→ Lavoro richiesto: Riscrivi tutti i record riportati qui sotto, senza cambiare nulla.

→ Dati registrati:

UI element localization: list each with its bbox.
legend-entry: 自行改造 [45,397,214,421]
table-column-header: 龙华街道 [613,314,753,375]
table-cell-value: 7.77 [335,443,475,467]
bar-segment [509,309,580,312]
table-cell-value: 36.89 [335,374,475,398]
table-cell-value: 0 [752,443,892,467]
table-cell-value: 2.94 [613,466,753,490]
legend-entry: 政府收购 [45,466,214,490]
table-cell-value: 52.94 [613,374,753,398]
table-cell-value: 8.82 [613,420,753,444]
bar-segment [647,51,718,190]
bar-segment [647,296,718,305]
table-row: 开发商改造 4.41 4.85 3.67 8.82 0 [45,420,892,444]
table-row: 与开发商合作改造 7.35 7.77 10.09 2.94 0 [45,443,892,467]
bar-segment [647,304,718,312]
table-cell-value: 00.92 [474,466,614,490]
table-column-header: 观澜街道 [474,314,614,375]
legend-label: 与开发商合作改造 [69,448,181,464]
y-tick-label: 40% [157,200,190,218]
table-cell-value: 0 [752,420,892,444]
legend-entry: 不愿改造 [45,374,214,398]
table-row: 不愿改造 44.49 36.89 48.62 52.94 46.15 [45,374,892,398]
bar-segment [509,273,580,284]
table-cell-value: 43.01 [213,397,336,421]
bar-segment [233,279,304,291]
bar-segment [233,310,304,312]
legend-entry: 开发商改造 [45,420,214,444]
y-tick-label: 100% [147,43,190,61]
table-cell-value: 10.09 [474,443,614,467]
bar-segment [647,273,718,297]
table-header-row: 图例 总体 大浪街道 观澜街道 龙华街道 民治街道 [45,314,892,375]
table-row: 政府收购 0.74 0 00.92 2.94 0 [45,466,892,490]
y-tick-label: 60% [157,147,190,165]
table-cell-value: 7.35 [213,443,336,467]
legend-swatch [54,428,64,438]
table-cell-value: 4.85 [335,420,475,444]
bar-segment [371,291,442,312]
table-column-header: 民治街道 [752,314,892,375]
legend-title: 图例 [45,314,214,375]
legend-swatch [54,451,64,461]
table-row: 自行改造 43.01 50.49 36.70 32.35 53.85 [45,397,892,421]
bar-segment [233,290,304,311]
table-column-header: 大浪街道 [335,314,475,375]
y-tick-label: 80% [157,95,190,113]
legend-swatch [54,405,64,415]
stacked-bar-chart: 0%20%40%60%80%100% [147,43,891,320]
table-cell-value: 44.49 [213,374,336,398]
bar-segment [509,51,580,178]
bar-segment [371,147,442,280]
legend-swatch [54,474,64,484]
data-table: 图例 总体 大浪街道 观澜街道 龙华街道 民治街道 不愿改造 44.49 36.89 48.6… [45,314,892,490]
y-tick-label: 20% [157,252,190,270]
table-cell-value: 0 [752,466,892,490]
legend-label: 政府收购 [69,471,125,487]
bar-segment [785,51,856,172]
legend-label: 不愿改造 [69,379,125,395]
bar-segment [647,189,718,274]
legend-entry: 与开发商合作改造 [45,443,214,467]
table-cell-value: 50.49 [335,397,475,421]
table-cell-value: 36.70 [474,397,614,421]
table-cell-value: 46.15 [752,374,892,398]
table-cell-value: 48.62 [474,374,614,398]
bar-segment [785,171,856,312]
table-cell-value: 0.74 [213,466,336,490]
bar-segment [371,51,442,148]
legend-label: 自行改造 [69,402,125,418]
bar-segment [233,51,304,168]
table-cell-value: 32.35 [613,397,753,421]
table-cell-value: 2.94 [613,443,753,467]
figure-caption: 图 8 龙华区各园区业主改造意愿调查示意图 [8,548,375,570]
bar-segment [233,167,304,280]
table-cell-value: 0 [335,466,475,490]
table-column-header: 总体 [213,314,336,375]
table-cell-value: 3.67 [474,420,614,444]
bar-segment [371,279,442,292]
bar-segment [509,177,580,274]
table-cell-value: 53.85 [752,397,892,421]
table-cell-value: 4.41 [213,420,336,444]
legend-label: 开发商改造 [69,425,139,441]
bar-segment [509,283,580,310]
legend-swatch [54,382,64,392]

→ Risultato corretto:
UI element localization: list each with its bbox.
legend-entry: 自行改造 [45,397,214,421]
table-column-header: 龙华街道 [613,314,753,375]
table-cell-value: 7.77 [335,443,475,467]
bar-segment [509,309,580,312]
table-cell-value: 36.89 [335,374,475,398]
table-cell-value: 0 [752,443,892,467]
table-cell-value: 2.94 [613,466,753,490]
legend-entry: 政府收购 [45,466,214,490]
table-cell-value: 52.94 [613,374,753,398]
table-cell-value: 8.82 [613,420,753,444]
bar-segment [647,51,718,190]
bar-segment [647,296,718,305]
table-row: 开发商改造 4.41 4.85 3.67 8.82 0 [45,420,892,444]
table-row: 与开发商合作改造 7.35 7.77 10.09 2.94 0 [45,443,892,467]
bar-segment [647,304,718,312]
table-cell-value: 00.92 [474,466,614,490]
table-column-header: 观澜街道 [474,314,614,375]
legend-label: 与开发商合作改造 [69,448,181,464]
y-tick-label: 40% [157,200,190,218]
table-cell-value: 0 [752,420,892,444]
legend-entry: 不愿改造 [45,374,214,398]
table-row: 不愿改造 44.49 36.89 48.62 52.94 46.15 [45,374,892,398]
bar-segment [509,273,580,284]
table-cell-value: 43.01 [213,397,336,421]
bar-segment [233,279,304,291]
bar-segment [233,310,304,312]
legend-entry: 开发商改造 [45,420,214,444]
y-tick-label: 100% [147,43,190,61]
table-cell-value: 10.09 [474,443,614,467]
bar-segment [647,273,718,297]
table-header-row: 图例 总体 大浪街道 观澜街道 龙华街道 民治街道 [45,314,892,375]
table-row: 政府收购 0.74 0 00.92 2.94 0 [45,466,892,490]
y-tick-label: 60% [157,147,190,165]
table-cell-value: 7.35 [213,443,336,467]
legend-swatch [54,428,64,438]
table-cell-value: 4.85 [335,420,475,444]
bar-segment [371,291,442,312]
table-column-header: 民治街道 [752,314,892,375]
legend-title: 图例 [45,314,214,375]
legend-swatch [54,451,64,461]
table-row: 自行改造 43.01 50.49 36.70 32.35 53.85 [45,397,892,421]
bar-segment [233,290,304,311]
table-column-header: 大浪街道 [335,314,475,375]
y-tick-label: 80% [157,95,190,113]
legend-swatch [54,405,64,415]
stacked-bar-chart: 0%20%40%60%80%100% [147,43,891,320]
table-cell-value: 44.49 [213,374,336,398]
bar-segment [509,51,580,178]
bar-segment [371,147,442,280]
legend-swatch [54,474,64,484]
data-table: 图例 总体 大浪街道 观澜街道 龙华街道 民治街道 不愿改造 44.49 36.89 48.6… [45,314,892,490]
y-tick-label: 20% [157,252,190,270]
table-cell-value: 0 [752,466,892,490]
legend-label: 政府收购 [69,471,125,487]
bar-segment [785,51,856,172]
legend-label: 不愿改造 [69,379,125,395]
bar-segment [647,189,718,274]
legend-entry: 与开发商合作改造 [45,443,214,467]
table-cell-value: 50.49 [335,397,475,421]
table-cell-value: 36.70 [474,397,614,421]
table-cell-value: 46.15 [752,374,892,398]
table-cell-value: 48.62 [474,374,614,398]
bar-segment [785,171,856,312]
table-cell-value: 0.74 [213,466,336,490]
bar-segment [371,51,442,148]
legend-label: 自行改造 [69,402,125,418]
bar-segment [233,51,304,168]
table-cell-value: 32.35 [613,397,753,421]
table-cell-value: 2.94 [613,443,753,467]
figure-caption: 图 8 龙华区各园区业主改造意愿调查示意图 [8,548,375,570]
bar-segment [233,167,304,280]
table-cell-value: 0 [335,466,475,490]
table-column-header: 总体 [213,314,336,375]
table-cell-value: 3.67 [474,420,614,444]
bar-segment [371,279,442,292]
bar-segment [509,177,580,274]
table-cell-value: 53.85 [752,397,892,421]
table-cell-value: 4.41 [213,420,336,444]
legend-label: 开发商改造 [69,425,139,441]
bar-segment [509,283,580,310]
legend-swatch [54,382,64,392]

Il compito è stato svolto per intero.